=== RECORDED DATA ===

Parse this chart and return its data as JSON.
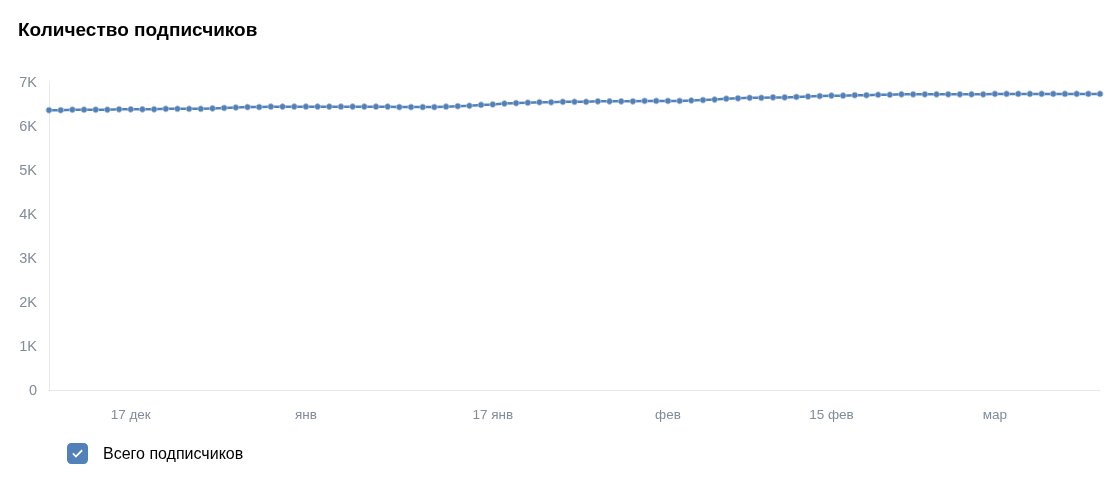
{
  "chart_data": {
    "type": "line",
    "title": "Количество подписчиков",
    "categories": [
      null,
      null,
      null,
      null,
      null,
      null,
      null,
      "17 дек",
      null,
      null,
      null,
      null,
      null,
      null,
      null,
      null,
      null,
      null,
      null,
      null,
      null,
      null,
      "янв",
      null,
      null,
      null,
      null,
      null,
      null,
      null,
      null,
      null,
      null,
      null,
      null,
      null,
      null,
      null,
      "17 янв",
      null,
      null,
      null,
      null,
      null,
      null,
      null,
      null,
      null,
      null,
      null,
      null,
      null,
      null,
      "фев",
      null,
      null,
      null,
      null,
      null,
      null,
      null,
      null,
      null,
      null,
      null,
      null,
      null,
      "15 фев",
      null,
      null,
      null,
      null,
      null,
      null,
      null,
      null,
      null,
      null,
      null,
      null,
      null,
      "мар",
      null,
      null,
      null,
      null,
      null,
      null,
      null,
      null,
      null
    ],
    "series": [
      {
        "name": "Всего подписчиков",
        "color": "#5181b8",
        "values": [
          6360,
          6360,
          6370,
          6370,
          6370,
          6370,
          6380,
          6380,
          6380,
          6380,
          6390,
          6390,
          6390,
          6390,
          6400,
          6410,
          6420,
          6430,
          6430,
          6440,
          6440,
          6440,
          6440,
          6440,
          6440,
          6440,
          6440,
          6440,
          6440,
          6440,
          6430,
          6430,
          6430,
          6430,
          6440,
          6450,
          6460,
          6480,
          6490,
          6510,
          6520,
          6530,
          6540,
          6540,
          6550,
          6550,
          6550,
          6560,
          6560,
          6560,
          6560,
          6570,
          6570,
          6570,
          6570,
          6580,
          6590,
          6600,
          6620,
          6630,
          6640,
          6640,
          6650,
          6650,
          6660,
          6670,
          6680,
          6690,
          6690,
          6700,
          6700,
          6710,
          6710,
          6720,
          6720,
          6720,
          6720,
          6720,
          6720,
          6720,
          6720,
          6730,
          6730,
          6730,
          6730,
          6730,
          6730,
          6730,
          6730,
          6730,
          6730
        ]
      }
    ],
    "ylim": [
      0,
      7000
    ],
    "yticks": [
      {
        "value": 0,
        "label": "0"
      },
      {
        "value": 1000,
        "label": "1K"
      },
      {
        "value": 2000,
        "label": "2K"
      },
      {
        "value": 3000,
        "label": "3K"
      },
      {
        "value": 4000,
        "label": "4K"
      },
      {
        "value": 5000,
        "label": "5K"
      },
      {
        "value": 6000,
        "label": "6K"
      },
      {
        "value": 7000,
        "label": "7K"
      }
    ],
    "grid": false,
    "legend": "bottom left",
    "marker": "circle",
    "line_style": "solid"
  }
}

===

▶ **REQUEST**
Pull every line holding "label" out of the records.

▶ **CORRECT ANSWER**
        "label": "0"
        "label": "1K"
        "label": "2K"
        "label": "3K"
        "label": "4K"
        "label": "5K"
        "label": "6K"
        "label": "7K"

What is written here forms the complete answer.